<<<<
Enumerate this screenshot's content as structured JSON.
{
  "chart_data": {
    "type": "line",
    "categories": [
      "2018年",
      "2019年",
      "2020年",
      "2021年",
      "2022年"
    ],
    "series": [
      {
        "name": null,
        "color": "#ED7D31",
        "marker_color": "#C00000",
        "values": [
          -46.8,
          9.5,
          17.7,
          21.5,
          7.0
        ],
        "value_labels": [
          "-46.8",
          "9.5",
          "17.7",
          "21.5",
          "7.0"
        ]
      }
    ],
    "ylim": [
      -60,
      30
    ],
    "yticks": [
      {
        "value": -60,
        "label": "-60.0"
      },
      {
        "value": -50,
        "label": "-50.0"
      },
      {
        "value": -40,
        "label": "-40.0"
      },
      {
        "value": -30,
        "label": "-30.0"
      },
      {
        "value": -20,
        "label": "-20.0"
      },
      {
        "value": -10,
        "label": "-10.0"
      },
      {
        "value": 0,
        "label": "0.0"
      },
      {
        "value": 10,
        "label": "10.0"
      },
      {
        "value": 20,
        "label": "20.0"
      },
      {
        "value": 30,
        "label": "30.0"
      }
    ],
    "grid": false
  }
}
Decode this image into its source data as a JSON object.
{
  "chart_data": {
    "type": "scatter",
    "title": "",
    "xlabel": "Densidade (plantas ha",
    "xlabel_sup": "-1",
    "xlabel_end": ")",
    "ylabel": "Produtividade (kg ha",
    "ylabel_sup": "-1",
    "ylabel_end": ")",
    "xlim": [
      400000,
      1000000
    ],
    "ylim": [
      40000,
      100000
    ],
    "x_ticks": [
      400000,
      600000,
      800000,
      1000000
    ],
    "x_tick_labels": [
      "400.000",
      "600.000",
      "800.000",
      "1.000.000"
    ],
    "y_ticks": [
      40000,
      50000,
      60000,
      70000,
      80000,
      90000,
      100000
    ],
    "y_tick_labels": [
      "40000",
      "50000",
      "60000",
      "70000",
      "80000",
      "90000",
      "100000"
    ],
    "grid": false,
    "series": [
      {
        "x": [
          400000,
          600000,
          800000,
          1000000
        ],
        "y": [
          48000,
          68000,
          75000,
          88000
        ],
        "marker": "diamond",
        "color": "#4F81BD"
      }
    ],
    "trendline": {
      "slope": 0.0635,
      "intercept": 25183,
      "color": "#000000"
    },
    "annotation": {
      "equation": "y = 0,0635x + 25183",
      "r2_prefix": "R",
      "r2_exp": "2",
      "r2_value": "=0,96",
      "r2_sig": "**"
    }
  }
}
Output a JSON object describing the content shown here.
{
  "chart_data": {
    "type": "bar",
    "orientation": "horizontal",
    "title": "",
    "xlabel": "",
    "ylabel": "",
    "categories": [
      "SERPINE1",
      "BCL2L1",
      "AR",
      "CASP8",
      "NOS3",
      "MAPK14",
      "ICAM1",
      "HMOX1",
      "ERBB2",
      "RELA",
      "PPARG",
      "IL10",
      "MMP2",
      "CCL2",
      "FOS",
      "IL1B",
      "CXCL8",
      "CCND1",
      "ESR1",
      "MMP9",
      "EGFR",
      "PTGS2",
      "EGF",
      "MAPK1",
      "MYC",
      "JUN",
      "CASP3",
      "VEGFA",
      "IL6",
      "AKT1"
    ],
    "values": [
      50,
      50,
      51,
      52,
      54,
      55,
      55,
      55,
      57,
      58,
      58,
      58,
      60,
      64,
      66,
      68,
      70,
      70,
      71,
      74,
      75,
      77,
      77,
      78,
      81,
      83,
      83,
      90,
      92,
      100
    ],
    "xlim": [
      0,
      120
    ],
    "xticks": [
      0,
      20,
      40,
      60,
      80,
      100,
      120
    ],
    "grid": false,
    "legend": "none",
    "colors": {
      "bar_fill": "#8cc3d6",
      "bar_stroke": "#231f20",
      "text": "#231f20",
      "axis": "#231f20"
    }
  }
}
>>>>
- Exercise aim
Recopy the entries above exactly, with every line included.

- Written reply
Enumerate this screenshot's content as structured JSON.
{
  "chart_data": {
    "type": "line",
    "categories": [
      "2018年",
      "2019年",
      "2020年",
      "2021年",
      "2022年"
    ],
    "series": [
      {
        "name": null,
        "color": "#ED7D31",
        "marker_color": "#C00000",
        "values": [
          -46.8,
          9.5,
          17.7,
          21.5,
          7.0
        ],
        "value_labels": [
          "-46.8",
          "9.5",
          "17.7",
          "21.5",
          "7.0"
        ]
      }
    ],
    "ylim": [
      -60,
      30
    ],
    "yticks": [
      {
        "value": -60,
        "label": "-60.0"
      },
      {
        "value": -50,
        "label": "-50.0"
      },
      {
        "value": -40,
        "label": "-40.0"
      },
      {
        "value": -30,
        "label": "-30.0"
      },
      {
        "value": -20,
        "label": "-20.0"
      },
      {
        "value": -10,
        "label": "-10.0"
      },
      {
        "value": 0,
        "label": "0.0"
      },
      {
        "value": 10,
        "label": "10.0"
      },
      {
        "value": 20,
        "label": "20.0"
      },
      {
        "value": 30,
        "label": "30.0"
      }
    ],
    "grid": false
  }
}
Decode this image into its source data as a JSON object.
{
  "chart_data": {
    "type": "scatter",
    "title": "",
    "xlabel": "Densidade (plantas ha",
    "xlabel_sup": "-1",
    "xlabel_end": ")",
    "ylabel": "Produtividade (kg ha",
    "ylabel_sup": "-1",
    "ylabel_end": ")",
    "xlim": [
      400000,
      1000000
    ],
    "ylim": [
      40000,
      100000
    ],
    "x_ticks": [
      400000,
      600000,
      800000,
      1000000
    ],
    "x_tick_labels": [
      "400.000",
      "600.000",
      "800.000",
      "1.000.000"
    ],
    "y_ticks": [
      40000,
      50000,
      60000,
      70000,
      80000,
      90000,
      100000
    ],
    "y_tick_labels": [
      "40000",
      "50000",
      "60000",
      "70000",
      "80000",
      "90000",
      "100000"
    ],
    "grid": false,
    "series": [
      {
        "x": [
          400000,
          600000,
          800000,
          1000000
        ],
        "y": [
          48000,
          68000,
          75000,
          88000
        ],
        "marker": "diamond",
        "color": "#4F81BD"
      }
    ],
    "trendline": {
      "slope": 0.0635,
      "intercept": 25183,
      "color": "#000000"
    },
    "annotation": {
      "equation": "y = 0,0635x + 25183",
      "r2_prefix": "R",
      "r2_exp": "2",
      "r2_value": "=0,96",
      "r2_sig": "**"
    }
  }
}
Output a JSON object describing the content shown here.
{
  "chart_data": {
    "type": "bar",
    "orientation": "horizontal",
    "title": "",
    "xlabel": "",
    "ylabel": "",
    "categories": [
      "SERPINE1",
      "BCL2L1",
      "AR",
      "CASP8",
      "NOS3",
      "MAPK14",
      "ICAM1",
      "HMOX1",
      "ERBB2",
      "RELA",
      "PPARG",
      "IL10",
      "MMP2",
      "CCL2",
      "FOS",
      "IL1B",
      "CXCL8",
      "CCND1",
      "ESR1",
      "MMP9",
      "EGFR",
      "PTGS2",
      "EGF",
      "MAPK1",
      "MYC",
      "JUN",
      "CASP3",
      "VEGFA",
      "IL6",
      "AKT1"
    ],
    "values": [
      50,
      50,
      51,
      52,
      54,
      55,
      55,
      55,
      57,
      58,
      58,
      58,
      60,
      64,
      66,
      68,
      70,
      70,
      71,
      74,
      75,
      77,
      77,
      78,
      81,
      83,
      83,
      90,
      92,
      100
    ],
    "xlim": [
      0,
      120
    ],
    "xticks": [
      0,
      20,
      40,
      60,
      80,
      100,
      120
    ],
    "grid": false,
    "legend": "none",
    "colors": {
      "bar_fill": "#8cc3d6",
      "bar_stroke": "#231f20",
      "text": "#231f20",
      "axis": "#231f20"
    }
  }
}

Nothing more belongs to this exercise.